╭─ Raw records
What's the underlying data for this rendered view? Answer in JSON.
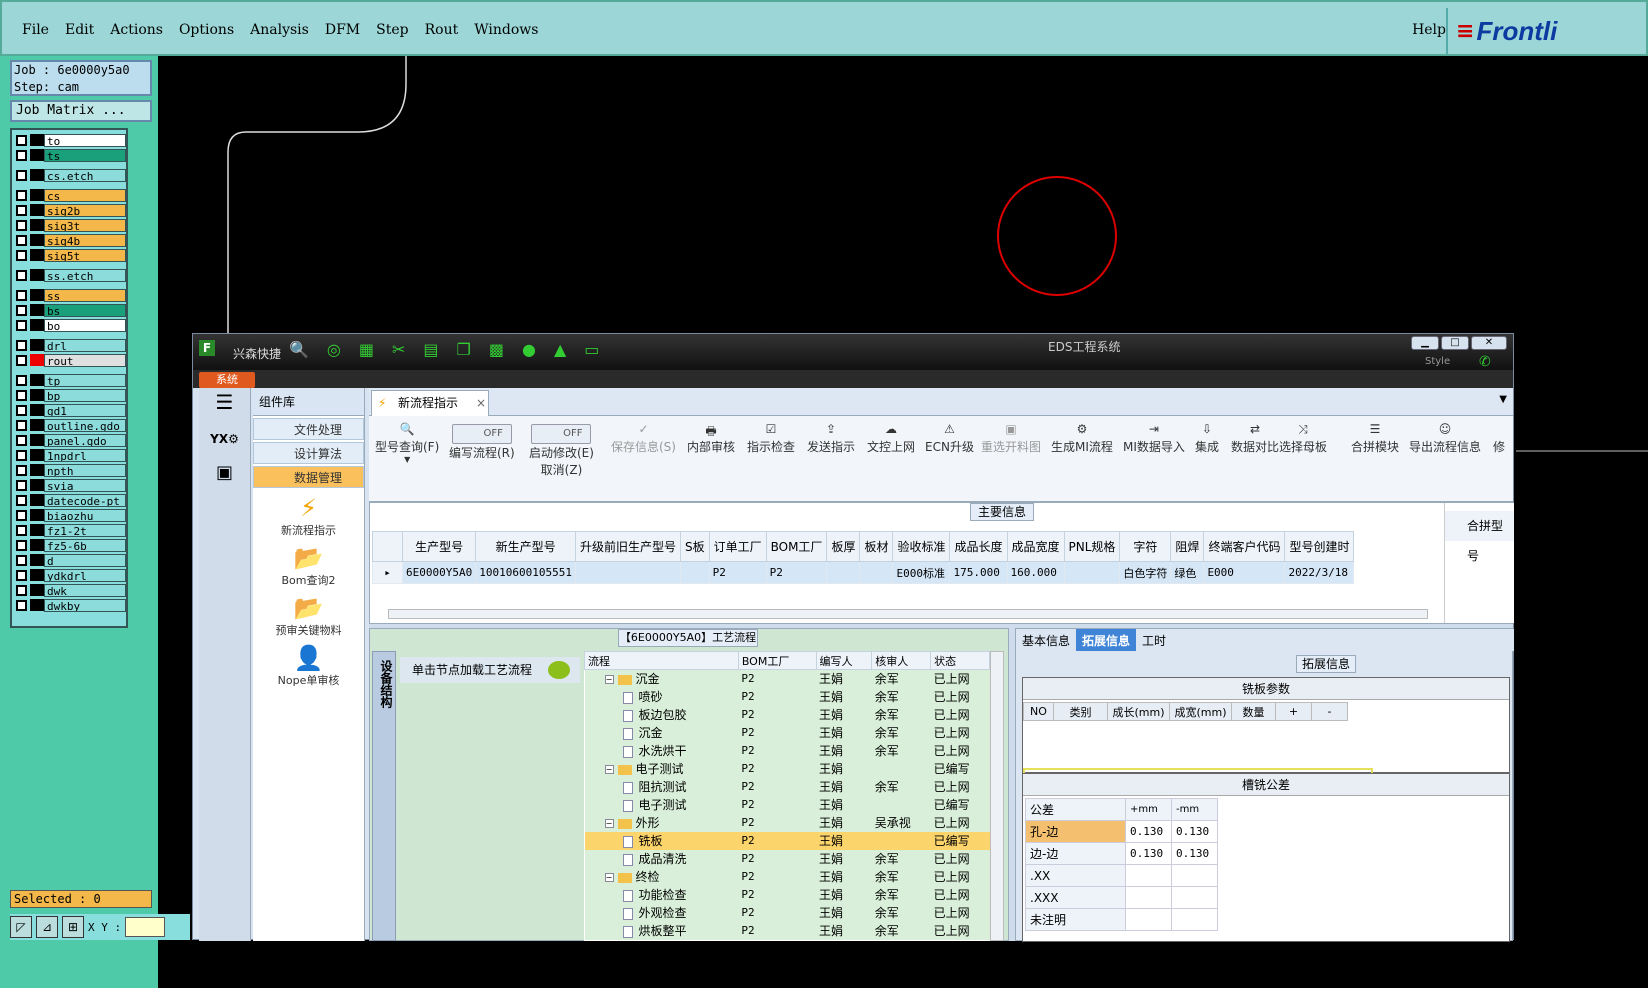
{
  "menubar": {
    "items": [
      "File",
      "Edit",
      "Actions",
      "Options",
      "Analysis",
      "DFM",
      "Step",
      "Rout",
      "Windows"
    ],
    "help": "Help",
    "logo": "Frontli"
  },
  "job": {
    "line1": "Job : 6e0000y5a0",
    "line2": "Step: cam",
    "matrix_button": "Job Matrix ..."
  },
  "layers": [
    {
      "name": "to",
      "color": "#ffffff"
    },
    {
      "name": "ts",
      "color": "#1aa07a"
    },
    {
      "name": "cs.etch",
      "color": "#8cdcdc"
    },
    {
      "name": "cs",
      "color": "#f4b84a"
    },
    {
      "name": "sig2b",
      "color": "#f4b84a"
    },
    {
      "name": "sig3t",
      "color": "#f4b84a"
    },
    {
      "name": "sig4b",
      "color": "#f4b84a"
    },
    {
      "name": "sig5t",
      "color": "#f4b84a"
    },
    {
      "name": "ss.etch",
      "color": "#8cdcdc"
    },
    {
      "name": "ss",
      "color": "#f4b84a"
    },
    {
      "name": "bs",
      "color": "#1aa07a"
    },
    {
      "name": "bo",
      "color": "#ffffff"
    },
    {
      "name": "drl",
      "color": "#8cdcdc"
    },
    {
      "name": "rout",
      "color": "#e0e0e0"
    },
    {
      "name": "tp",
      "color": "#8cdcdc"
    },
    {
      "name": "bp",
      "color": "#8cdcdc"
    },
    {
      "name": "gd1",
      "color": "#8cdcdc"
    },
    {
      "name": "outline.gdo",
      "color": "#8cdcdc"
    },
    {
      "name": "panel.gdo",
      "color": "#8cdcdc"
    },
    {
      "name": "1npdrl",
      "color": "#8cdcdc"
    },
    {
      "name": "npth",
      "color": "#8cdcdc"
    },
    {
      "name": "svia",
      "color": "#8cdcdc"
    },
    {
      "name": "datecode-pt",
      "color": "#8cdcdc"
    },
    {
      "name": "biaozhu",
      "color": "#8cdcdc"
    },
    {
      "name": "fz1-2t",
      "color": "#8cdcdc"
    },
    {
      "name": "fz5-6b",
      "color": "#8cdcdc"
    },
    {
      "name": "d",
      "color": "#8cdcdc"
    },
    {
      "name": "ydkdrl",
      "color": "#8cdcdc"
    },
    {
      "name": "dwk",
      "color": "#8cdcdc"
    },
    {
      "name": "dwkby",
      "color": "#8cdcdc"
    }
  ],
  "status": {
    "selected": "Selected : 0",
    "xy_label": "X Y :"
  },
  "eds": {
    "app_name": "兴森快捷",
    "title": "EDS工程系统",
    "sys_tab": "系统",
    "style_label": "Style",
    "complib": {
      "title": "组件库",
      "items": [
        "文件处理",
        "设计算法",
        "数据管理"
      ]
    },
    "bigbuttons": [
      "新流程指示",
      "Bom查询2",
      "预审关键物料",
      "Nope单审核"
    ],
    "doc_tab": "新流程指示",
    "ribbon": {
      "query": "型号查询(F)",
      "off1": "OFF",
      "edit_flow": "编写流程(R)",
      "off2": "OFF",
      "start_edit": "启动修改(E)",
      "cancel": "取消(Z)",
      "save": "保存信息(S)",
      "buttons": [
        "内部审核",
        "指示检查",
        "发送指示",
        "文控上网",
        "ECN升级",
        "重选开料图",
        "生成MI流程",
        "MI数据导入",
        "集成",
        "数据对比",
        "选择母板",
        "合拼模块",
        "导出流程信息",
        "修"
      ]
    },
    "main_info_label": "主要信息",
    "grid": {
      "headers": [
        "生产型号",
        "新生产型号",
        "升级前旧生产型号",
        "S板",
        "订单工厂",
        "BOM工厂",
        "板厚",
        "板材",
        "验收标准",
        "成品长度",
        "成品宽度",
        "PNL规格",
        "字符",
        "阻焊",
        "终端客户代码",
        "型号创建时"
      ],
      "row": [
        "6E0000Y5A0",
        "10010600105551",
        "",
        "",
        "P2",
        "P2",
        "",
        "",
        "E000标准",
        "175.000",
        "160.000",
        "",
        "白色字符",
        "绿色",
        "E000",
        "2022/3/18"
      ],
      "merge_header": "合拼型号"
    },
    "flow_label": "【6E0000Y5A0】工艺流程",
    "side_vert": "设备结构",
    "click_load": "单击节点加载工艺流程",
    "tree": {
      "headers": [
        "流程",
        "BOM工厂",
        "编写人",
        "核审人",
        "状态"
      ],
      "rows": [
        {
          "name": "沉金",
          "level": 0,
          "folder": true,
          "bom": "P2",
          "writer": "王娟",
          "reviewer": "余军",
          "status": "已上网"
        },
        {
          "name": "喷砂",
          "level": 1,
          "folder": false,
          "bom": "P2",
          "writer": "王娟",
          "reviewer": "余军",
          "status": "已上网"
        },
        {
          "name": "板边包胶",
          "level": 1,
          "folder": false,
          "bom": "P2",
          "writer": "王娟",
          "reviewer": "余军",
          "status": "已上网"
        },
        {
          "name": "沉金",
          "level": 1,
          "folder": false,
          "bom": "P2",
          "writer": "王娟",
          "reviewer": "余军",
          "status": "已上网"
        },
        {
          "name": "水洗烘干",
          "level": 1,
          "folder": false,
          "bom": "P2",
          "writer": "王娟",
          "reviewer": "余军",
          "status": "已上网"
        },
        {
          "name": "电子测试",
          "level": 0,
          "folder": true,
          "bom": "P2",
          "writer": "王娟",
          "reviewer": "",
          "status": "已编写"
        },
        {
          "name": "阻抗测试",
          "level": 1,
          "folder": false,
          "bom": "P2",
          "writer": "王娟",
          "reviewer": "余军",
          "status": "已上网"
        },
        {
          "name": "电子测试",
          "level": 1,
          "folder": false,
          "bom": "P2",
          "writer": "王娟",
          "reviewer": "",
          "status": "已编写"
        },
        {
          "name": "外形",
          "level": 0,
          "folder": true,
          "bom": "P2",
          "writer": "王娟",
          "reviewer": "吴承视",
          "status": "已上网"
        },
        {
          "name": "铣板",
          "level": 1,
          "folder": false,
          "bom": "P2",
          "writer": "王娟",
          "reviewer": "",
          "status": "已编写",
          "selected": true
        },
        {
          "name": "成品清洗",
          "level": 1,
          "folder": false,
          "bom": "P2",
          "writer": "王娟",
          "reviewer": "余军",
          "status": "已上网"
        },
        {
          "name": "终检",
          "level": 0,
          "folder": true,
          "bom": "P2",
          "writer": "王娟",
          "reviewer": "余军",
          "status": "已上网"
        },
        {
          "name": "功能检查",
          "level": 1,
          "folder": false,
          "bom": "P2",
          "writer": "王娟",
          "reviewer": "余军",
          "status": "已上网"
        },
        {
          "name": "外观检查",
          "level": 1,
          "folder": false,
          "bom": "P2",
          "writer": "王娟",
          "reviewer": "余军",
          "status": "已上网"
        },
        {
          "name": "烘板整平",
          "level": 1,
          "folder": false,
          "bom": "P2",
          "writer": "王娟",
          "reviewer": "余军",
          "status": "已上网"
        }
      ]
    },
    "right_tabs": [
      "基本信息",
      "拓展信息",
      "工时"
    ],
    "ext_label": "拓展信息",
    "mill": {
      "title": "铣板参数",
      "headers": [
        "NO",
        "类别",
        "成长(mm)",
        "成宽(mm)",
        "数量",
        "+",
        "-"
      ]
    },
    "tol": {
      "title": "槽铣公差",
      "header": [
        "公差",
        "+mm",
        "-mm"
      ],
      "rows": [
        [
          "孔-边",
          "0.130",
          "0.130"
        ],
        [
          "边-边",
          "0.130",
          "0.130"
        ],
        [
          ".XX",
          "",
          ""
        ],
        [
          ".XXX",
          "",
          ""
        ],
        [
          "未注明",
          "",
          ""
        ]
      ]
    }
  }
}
╰─
╭─ Raw records
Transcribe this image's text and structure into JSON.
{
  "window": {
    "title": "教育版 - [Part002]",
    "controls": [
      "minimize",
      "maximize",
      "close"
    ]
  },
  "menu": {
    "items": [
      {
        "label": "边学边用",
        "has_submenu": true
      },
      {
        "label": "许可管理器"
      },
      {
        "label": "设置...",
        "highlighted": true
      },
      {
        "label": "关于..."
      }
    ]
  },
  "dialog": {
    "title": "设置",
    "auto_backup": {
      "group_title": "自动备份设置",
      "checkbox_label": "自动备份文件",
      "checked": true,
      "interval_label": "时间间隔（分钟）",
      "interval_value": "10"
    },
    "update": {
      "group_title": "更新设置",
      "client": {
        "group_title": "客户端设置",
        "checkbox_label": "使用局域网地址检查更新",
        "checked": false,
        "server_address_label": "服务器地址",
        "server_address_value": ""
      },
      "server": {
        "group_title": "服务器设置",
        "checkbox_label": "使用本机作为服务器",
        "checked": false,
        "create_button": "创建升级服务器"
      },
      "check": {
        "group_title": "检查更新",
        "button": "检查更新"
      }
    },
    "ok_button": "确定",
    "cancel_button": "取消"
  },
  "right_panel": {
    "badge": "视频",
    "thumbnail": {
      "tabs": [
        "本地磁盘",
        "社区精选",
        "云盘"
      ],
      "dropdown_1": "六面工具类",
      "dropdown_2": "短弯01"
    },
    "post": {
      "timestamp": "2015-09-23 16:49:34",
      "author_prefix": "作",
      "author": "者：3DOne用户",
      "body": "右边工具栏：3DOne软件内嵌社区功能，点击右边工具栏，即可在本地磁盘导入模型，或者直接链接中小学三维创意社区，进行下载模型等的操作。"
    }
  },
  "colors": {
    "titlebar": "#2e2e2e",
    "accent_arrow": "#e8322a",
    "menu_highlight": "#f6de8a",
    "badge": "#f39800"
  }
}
╰─
Where a line above holds the string "JSON", show that line.

What's the underlying data for this rendered view? Answer in JSON.
Transcribe this image's text and structure into JSON.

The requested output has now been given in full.